--- Given text ---

To achieve opposite - reading from attached IDE drive we need trick - simple mod in ST(E) by cutting CPU R/W line leading to MMU - then logic on ID can invert it when needed - by instruction same as above:  move.l (a1)+,d0  -  then it will write what is on bus to adr at a1.

With movem we can do even faster. But I avoided it so far, because there is small bug with movem -
it performs 1 mem. read cycle more at the end. And it triggers IDE port counter too, so we loose 2 bytes at read. But, with inverting logic, read will be write, and overshot writes exactly
where we need it !

I did test with CATA driver using movem - and with inverting R/W signal logic:


superFast   *  - reading with movem !
* Destroys all registers except a7 and a5

   move.w  #$2700,sr *disable interrupts

* Need to save sp and a5 :

move.l sp,$30.w
move.l a5,$34.w

*activate RLA :
   IdeSelpDataFR
 

* Needs change on line /RW to MMU -
* so by IDE data read MMU gets write instead
* reading ! 
* This is some kind of semi-DMA
* because data goes directly from IDE to RAM
* or vice-cersus.

--- Exercise materials ---

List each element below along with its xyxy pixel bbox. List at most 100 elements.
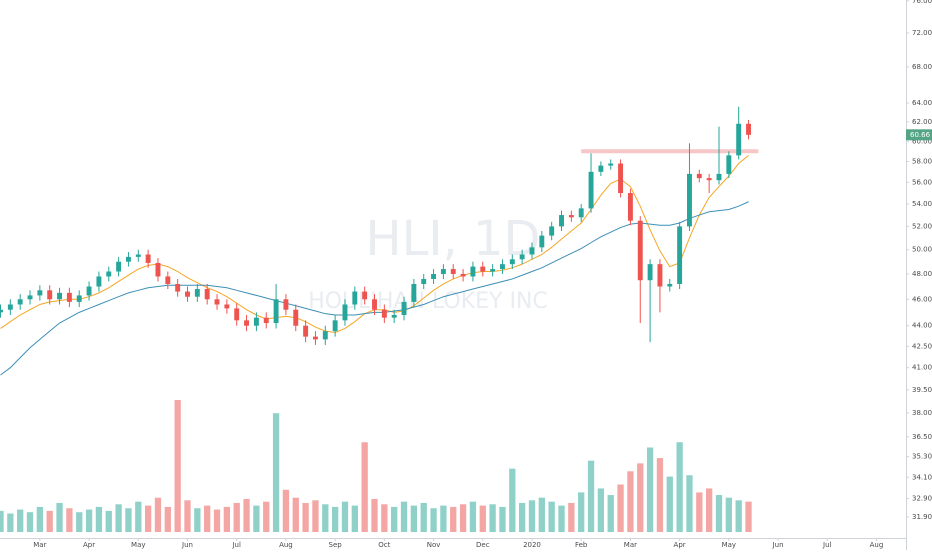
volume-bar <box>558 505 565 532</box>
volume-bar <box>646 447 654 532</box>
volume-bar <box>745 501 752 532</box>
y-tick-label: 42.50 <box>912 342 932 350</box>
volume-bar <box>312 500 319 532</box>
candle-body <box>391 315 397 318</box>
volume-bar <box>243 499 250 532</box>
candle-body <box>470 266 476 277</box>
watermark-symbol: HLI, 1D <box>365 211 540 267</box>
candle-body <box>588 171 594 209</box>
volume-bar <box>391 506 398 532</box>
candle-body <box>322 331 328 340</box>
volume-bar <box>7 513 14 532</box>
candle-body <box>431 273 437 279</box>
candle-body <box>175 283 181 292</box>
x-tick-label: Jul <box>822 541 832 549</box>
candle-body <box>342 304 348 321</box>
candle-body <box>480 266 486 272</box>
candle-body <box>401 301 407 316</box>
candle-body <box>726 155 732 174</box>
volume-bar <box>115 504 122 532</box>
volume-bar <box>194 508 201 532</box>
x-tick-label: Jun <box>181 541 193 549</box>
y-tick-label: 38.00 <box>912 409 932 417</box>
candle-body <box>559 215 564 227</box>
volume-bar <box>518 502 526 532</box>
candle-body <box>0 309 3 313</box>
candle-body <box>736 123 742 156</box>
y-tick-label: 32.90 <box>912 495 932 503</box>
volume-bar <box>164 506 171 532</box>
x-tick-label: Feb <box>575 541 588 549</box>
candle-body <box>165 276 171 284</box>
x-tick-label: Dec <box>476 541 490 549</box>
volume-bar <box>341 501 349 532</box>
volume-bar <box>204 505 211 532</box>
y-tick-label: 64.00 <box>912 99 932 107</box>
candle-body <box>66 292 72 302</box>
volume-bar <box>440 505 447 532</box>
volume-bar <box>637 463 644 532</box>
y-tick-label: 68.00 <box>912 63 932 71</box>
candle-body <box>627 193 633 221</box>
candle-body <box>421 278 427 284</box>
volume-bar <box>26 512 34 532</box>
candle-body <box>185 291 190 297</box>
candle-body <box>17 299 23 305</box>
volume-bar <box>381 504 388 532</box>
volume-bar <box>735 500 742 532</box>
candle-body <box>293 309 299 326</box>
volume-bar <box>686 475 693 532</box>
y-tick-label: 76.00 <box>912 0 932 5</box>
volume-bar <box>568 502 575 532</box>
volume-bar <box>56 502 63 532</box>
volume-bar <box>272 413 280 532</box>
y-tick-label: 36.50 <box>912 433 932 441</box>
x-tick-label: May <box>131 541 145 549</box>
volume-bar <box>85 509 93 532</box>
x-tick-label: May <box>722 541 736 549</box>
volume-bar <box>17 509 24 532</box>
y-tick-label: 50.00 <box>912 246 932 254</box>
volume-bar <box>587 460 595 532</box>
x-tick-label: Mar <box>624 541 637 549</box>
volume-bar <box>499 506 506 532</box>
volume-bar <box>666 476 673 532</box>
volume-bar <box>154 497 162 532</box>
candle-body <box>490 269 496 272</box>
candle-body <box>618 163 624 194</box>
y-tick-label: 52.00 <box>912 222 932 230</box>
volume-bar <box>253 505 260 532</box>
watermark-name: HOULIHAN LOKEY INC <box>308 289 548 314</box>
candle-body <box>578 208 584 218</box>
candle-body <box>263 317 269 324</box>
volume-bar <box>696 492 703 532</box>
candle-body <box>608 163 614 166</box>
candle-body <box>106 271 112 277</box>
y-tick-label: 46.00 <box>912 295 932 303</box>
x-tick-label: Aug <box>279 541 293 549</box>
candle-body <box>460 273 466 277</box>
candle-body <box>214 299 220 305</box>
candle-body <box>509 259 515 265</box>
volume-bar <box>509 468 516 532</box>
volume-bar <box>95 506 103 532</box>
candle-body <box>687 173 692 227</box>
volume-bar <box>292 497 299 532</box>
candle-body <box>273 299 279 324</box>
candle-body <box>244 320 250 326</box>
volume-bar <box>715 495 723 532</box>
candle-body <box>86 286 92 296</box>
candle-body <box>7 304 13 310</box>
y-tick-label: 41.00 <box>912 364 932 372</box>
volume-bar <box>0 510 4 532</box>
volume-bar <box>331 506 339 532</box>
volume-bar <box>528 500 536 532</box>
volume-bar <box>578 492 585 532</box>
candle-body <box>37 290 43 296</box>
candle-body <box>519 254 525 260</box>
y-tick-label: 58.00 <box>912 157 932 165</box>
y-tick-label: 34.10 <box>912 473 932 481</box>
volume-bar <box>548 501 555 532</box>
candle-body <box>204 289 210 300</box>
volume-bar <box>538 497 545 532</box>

---
--- Exercise materials ---

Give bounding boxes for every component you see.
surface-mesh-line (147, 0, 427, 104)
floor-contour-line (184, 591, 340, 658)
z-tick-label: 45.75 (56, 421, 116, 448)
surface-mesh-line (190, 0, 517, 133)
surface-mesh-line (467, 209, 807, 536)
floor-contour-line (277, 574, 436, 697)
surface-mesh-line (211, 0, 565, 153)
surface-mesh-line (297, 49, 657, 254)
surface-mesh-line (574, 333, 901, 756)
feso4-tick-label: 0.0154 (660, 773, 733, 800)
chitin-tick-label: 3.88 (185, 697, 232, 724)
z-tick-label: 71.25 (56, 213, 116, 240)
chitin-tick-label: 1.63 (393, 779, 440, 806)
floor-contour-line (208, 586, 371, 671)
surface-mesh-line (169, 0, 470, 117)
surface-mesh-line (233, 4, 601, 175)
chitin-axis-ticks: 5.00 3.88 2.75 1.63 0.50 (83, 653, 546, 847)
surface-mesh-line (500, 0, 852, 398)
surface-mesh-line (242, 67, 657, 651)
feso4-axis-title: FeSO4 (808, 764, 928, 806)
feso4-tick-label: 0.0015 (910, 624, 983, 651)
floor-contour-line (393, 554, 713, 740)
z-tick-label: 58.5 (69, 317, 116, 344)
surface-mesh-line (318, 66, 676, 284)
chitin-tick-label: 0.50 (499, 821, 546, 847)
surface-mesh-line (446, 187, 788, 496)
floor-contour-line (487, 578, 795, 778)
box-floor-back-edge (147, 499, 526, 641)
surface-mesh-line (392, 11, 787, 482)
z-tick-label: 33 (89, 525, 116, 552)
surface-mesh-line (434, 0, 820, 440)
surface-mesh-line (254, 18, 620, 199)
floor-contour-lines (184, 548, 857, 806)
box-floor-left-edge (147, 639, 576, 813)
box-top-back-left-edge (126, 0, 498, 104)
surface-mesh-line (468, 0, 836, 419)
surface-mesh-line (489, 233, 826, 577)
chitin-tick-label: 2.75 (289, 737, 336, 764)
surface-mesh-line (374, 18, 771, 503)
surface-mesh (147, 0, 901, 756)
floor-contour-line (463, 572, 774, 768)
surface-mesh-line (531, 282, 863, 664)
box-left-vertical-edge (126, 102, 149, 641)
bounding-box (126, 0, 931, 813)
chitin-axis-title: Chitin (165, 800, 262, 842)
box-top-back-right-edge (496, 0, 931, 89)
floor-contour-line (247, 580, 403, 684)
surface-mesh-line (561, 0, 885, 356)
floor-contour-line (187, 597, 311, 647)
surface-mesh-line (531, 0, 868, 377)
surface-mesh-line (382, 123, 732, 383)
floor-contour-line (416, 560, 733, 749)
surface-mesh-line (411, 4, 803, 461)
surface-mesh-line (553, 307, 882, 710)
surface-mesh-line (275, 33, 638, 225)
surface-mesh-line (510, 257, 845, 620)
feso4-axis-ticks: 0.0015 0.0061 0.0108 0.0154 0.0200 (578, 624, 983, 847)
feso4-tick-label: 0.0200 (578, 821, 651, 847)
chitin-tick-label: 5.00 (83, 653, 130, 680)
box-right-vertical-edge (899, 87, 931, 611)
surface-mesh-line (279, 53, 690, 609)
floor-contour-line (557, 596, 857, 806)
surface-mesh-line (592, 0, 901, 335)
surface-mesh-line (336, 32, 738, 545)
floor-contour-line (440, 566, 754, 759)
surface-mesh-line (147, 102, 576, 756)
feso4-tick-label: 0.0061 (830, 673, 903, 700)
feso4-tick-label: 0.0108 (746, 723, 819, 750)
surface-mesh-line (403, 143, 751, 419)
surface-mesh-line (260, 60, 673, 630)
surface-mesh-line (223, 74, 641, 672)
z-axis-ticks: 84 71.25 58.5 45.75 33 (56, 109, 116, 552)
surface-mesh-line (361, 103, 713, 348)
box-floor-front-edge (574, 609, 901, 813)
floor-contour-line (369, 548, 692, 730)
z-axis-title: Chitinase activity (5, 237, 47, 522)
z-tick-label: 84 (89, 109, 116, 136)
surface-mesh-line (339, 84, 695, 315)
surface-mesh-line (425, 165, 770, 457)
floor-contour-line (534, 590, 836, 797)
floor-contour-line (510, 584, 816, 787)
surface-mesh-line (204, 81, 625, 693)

---
--- Exercise materials ---

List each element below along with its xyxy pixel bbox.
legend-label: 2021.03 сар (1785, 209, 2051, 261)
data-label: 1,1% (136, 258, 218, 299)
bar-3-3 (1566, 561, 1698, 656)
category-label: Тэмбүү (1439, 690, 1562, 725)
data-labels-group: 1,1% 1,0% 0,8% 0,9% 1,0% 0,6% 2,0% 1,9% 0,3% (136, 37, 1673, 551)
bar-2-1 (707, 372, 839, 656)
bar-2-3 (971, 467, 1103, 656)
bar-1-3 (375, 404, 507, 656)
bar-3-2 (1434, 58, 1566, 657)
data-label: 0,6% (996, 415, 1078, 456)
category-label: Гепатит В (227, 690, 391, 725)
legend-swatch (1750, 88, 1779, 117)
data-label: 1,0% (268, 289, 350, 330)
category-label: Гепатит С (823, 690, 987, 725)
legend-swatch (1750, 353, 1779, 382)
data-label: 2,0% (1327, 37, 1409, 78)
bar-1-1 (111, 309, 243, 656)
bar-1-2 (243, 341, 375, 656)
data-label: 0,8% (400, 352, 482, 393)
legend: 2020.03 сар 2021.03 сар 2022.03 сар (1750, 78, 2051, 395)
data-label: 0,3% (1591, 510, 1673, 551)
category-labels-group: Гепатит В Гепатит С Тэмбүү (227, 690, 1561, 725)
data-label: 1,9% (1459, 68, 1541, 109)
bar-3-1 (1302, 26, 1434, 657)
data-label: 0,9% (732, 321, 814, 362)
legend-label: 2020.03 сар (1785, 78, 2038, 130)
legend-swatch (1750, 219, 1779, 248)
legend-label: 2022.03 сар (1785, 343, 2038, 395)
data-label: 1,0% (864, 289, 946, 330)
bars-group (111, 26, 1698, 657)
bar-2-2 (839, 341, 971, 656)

---

Work to complete:
1: Retype everything in the records from the line containing "Give bounding boxes" down to the line containing "chitin-tick-label: 0.50 (499, 821, 546, 847)", both of those lines included.
2: Extend the text on reading from an IDE drive on the ST(E) with movem by continuing it from the point where it stops.
The text and the records are unrelated and should be treated as separate material.

Answers given:
1:
Give bounding boxes for every component you see.
surface-mesh-line (147, 0, 427, 104)
floor-contour-line (184, 591, 340, 658)
z-tick-label: 45.75 (56, 421, 116, 448)
surface-mesh-line (190, 0, 517, 133)
surface-mesh-line (467, 209, 807, 536)
floor-contour-line (277, 574, 436, 697)
surface-mesh-line (211, 0, 565, 153)
surface-mesh-line (297, 49, 657, 254)
surface-mesh-line (574, 333, 901, 756)
feso4-tick-label: 0.0154 (660, 773, 733, 800)
chitin-tick-label: 3.88 (185, 697, 232, 724)
z-tick-label: 71.25 (56, 213, 116, 240)
chitin-tick-label: 1.63 (393, 779, 440, 806)
floor-contour-line (208, 586, 371, 671)
surface-mesh-line (169, 0, 470, 117)
surface-mesh-line (233, 4, 601, 175)
chitin-axis-ticks: 5.00 3.88 2.75 1.63 0.50 (83, 653, 546, 847)
surface-mesh-line (500, 0, 852, 398)
surface-mesh-line (242, 67, 657, 651)
feso4-axis-title: FeSO4 (808, 764, 928, 806)
feso4-tick-label: 0.0015 (910, 624, 983, 651)
floor-contour-line (393, 554, 713, 740)
z-tick-label: 58.5 (69, 317, 116, 344)
surface-mesh-line (318, 66, 676, 284)
chitin-tick-label: 0.50 (499, 821, 546, 847)

2:
   movem.l  (a1)+,d0-d7/a0/a2-a7    *  15x4 bytes + 2 bytes overshot = 62 bytes
   addq.l   #2,a1
   movem.l  (a1)+,d0-d7/a0/a2-a7
   addq.l   #2,a1
   movem.l  (a1)+,d0-d7/a0/a2-a7
   addq.l   #2,a1
   movem.l  (a1)+,d0-d7/a0/a2-a7
   addq.l   #2,a1
   movem.l  (a1)+,d0-d7/a0/a2-a7
   addq.l   #2,a1
   movem.l  (a1)+,d0-d7/a0/a2-a7
   addq.l   #2,a1
   movem.l  (a1)+,d0-d7/a0/a2-a7
   addq.l   #2,a1
   movem.l  (a1)+,d0-d7/a0/a2-a7     * so far 62x8 = 496 bytes
   addq.l   #2,a1

*   movem.l  (a1)+,d0-d2        * 3x4 +2 bytes = 14 > 510 so far
*   addq.l   #2,a1
*   move.w   (a1)+,d1     *  last 2 bytes

* better :
   move.l  (a1)+,d0
   move.l  (a1)+,d0
   move.l  (a1)+,d0
   move.l  (a1)+,d0

  IdeSelpR   * LAO off
  move.l $34.w,a5
  move.l $30.w,a7
  move.w srkeep-vbas(a5),SR

  rts



Because of bug it is slower than could be. Still, I got over 2.5MB/sec with filesystem read, with not optimised driver.  Raw speed should be over 3MB/sec.

Now, I want to use same for color palette loading directly into shifter, from IDE port (CATA IF).

But because of bug, it needs special approach. After some time, I concluded that using 15x word transfer is the best - then overshot will write 16-th color too.  All it in 72 CPU clocks.



hiColor   *  4096 color support 

* SR=2700 already !

   move.l sp,$30.w
   lea   $FFFF8240.w,a0

*activate RLA :

   IdeSelpDataFR

* 1 line - must be exactly 512 T states of CPU


* Need 199 times in row !


hiCline     *  a0 must be set to $FF8240 at entering

* Early ideas :
* may use other addr. registers to start with higher color
* or, much better, start with $FF823E !  -  not possible - gives bus error !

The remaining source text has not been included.